## SET TASK
Wherever the word "wypłaty" appears in a line, copy that line.

------------------------------------------------

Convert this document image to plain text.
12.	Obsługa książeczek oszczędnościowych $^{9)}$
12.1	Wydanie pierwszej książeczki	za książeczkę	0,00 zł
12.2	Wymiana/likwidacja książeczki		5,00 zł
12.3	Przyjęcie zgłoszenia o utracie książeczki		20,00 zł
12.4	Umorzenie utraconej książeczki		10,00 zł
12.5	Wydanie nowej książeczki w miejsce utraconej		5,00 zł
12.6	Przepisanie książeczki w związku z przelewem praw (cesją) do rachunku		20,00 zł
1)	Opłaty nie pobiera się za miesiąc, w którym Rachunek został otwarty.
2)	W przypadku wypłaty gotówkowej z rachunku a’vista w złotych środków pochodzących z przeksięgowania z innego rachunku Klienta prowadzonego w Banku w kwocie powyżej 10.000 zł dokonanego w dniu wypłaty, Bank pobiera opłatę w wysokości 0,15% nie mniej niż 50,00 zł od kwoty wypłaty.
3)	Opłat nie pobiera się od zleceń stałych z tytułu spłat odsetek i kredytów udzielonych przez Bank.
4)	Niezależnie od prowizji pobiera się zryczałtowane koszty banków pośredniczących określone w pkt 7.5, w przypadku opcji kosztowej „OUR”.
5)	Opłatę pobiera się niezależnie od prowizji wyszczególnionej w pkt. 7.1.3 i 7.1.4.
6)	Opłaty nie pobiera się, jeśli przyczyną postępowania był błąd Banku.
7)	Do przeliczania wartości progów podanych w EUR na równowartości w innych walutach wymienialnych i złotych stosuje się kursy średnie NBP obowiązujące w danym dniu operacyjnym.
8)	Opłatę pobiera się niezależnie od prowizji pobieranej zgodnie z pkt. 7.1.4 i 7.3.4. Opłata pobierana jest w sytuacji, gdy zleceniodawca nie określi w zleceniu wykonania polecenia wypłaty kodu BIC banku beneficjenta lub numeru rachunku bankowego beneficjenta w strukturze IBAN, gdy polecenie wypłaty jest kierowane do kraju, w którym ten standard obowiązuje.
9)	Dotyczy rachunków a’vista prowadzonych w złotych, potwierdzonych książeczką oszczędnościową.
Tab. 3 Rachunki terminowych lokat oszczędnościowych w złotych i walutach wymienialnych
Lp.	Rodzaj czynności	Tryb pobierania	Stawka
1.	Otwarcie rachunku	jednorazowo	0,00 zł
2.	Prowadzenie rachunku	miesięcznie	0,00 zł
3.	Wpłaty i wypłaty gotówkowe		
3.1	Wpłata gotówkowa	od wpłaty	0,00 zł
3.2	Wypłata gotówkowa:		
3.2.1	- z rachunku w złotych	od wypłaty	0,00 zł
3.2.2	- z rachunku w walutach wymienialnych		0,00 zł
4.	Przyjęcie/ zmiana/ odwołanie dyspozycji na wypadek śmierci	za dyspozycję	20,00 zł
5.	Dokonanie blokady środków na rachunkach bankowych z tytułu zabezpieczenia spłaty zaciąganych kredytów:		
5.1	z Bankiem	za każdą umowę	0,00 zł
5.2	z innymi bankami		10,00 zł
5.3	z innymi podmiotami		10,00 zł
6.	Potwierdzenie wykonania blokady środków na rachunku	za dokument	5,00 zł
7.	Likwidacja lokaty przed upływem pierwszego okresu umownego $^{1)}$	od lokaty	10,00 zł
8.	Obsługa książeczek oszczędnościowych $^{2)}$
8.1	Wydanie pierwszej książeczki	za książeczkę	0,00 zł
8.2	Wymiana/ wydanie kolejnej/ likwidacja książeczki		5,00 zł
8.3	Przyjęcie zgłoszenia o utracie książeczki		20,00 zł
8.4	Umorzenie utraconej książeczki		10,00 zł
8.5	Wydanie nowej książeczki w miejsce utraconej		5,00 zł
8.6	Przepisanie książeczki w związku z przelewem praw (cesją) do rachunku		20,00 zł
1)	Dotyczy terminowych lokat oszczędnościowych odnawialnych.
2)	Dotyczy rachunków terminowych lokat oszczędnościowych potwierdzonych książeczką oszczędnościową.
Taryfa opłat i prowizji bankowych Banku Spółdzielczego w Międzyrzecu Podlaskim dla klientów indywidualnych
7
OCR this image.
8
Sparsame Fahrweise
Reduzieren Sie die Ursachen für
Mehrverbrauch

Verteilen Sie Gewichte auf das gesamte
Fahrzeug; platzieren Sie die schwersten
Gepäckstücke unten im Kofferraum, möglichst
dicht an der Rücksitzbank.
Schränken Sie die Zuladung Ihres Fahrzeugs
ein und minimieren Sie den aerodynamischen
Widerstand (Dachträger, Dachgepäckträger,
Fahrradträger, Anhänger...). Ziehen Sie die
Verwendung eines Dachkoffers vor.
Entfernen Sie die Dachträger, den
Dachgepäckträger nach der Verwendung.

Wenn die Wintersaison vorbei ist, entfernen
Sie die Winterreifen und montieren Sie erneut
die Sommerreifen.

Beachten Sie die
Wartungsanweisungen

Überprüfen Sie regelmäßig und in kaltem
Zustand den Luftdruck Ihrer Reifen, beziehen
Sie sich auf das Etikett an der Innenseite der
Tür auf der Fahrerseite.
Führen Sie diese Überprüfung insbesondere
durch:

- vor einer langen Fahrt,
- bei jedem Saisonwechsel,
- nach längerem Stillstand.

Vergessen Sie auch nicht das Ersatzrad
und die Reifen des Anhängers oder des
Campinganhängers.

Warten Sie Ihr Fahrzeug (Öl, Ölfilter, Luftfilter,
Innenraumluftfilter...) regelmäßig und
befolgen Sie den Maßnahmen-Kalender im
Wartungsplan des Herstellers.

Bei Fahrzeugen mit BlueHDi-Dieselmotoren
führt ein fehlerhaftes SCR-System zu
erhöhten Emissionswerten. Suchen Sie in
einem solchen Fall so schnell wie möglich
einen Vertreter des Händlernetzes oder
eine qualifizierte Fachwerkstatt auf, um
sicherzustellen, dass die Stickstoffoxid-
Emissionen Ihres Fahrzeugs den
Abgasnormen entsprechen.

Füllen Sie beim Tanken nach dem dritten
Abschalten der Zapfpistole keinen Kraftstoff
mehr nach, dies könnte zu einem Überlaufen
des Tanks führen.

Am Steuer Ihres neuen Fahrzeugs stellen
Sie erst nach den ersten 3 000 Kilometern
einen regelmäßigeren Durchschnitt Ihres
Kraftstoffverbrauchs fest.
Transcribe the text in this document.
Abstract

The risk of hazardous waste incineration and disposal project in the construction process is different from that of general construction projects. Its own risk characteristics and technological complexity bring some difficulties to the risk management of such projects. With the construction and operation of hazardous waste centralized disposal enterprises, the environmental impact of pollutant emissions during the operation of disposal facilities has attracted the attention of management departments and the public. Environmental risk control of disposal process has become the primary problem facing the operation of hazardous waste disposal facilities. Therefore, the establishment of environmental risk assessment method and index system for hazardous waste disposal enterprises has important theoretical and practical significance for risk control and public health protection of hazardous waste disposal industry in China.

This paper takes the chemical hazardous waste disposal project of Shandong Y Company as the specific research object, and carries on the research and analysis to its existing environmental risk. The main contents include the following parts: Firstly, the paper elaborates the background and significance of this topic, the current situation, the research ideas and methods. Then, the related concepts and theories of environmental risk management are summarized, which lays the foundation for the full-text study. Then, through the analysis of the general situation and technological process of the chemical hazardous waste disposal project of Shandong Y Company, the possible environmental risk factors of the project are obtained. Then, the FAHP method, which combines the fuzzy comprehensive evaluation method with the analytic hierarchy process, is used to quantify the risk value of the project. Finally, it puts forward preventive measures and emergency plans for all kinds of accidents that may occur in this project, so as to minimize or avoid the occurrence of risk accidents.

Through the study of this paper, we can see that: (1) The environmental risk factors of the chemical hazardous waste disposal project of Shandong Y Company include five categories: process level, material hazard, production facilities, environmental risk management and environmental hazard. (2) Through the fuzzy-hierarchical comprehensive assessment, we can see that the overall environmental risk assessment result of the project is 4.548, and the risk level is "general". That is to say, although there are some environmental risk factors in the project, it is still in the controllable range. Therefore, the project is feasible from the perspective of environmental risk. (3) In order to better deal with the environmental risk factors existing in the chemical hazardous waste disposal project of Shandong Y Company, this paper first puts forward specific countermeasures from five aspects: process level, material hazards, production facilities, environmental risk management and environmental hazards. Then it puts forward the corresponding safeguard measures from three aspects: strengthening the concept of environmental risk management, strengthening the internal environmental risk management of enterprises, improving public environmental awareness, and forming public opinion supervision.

------------------------------------------------

## OUTPUT FOR THIS EXERCISE
2)	W przypadku wypłaty gotówkowej z rachunku a’vista w złotych środków pochodzących z przeksięgowania z innego rachunku Klienta prowadzonego w Banku w kwocie powyżej 10.000 zł dokonanego w dniu wypłaty, Bank pobiera opłatę w wysokości 0,15% nie mniej niż 50,00 zł od kwoty wypłaty.
8)	Opłatę pobiera się niezależnie od prowizji pobieranej zgodnie z pkt. 7.1.4 i 7.3.4. Opłata pobierana jest w sytuacji, gdy zleceniodawca nie określi w zleceniu wykonania polecenia wypłaty kodu BIC banku beneficjenta lub numeru rachunku bankowego beneficjenta w strukturze IBAN, gdy polecenie wypłaty jest kierowane do kraju, w którym ten standard obowiązuje.
3.	Wpłaty i wypłaty gotówkowe		
3.2.1	- z rachunku w złotych	od wypłaty	0,00 zł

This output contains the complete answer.